◆ Aim of the task
Return the records exactly as they are.

(Collection entries)
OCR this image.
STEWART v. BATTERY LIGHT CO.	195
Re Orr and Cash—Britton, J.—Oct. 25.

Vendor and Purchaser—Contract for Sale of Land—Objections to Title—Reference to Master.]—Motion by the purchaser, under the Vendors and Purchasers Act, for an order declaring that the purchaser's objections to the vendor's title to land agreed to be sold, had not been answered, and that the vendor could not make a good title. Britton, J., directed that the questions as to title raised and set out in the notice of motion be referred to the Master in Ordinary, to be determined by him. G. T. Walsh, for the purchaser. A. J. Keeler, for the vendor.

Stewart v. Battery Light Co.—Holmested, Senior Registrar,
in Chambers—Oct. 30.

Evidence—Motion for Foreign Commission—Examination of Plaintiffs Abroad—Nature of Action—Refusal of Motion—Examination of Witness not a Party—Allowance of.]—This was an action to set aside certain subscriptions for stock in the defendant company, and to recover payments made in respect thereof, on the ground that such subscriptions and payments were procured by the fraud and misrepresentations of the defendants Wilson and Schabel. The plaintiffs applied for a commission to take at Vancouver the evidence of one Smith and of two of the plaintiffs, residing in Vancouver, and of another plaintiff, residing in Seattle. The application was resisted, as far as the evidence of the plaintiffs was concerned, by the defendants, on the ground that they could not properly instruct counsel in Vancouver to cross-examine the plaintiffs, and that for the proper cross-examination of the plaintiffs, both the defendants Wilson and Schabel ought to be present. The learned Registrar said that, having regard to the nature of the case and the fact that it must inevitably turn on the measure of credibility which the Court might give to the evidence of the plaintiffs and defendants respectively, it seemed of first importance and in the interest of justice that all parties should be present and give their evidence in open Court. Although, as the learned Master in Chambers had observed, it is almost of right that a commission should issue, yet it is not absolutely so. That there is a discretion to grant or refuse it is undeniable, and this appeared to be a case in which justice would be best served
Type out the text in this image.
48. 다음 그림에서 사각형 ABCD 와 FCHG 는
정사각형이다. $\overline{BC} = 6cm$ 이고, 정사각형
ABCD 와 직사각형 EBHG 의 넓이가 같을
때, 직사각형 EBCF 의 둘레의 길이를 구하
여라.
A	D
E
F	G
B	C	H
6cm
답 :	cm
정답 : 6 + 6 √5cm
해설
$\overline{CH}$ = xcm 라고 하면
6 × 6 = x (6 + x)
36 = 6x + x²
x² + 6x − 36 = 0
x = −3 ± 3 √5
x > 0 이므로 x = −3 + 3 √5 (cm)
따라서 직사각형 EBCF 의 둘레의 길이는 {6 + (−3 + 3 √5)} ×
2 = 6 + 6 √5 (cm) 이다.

◆ Result
OCR this image.
STEWART v. BATTERY LIGHT CO.	195
Re Orr and Cash—Britton, J.—Oct. 25.

Vendor and Purchaser—Contract for Sale of Land—Objections to Title—Reference to Master.]—Motion by the purchaser, under the Vendors and Purchasers Act, for an order declaring that the purchaser's objections to the vendor's title to land agreed to be sold, had not been answered, and that the vendor could not make a good title. Britton, J., directed that the questions as to title raised and set out in the notice of motion be referred to the Master in Ordinary, to be determined by him. G. T. Walsh, for the purchaser. A. J. Keeler, for the vendor.

Stewart v. Battery Light Co.—Holmested, Senior Registrar,
in Chambers—Oct. 30.

Evidence—Motion for Foreign Commission—Examination of Plaintiffs Abroad—Nature of Action—Refusal of Motion—Examination of Witness not a Party—Allowance of.]—This was an action to set aside certain subscriptions for stock in the defendant company, and to recover payments made in respect thereof, on the ground that such subscriptions and payments were procured by the fraud and misrepresentations of the defendants Wilson and Schabel. The plaintiffs applied for a commission to take at Vancouver the evidence of one Smith and of two of the plaintiffs, residing in Vancouver, and of another plaintiff, residing in Seattle. The application was resisted, as far as the evidence of the plaintiffs was concerned, by the defendants, on the ground that they could not properly instruct counsel in Vancouver to cross-examine the plaintiffs, and that for the proper cross-examination of the plaintiffs, both the defendants Wilson and Schabel ought to be present. The learned Registrar said that, having regard to the nature of the case and the fact that it must inevitably turn on the measure of credibility which the Court might give to the evidence of the plaintiffs and defendants respectively, it seemed of first importance and in the interest of justice that all parties should be present and give their evidence in open Court. Although, as the learned Master in Chambers had observed, it is almost of right that a commission should issue, yet it is not absolutely so. That there is a discretion to grant or refuse it is undeniable, and this appeared to be a case in which justice would be best served
Type out the text in this image.
48. 다음 그림에서 사각형 ABCD 와 FCHG 는
정사각형이다. $\overline{BC} = 6cm$ 이고, 정사각형
ABCD 와 직사각형 EBHG 의 넓이가 같을
때, 직사각형 EBCF 의 둘레의 길이를 구하
여라.
A	D
E
F	G
B	C	H
6cm
답 :	cm
정답 : 6 + 6 √5cm
해설
$\overline{CH}$ = xcm 라고 하면
6 × 6 = x (6 + x)
36 = 6x + x²
x² + 6x − 36 = 0
x = −3 ± 3 √5
x > 0 이므로 x = −3 + 3 √5 (cm)
따라서 직사각형 EBCF 의 둘레의 길이는 {6 + (−3 + 3 √5)} ×
2 = 6 + 6 √5 (cm) 이다.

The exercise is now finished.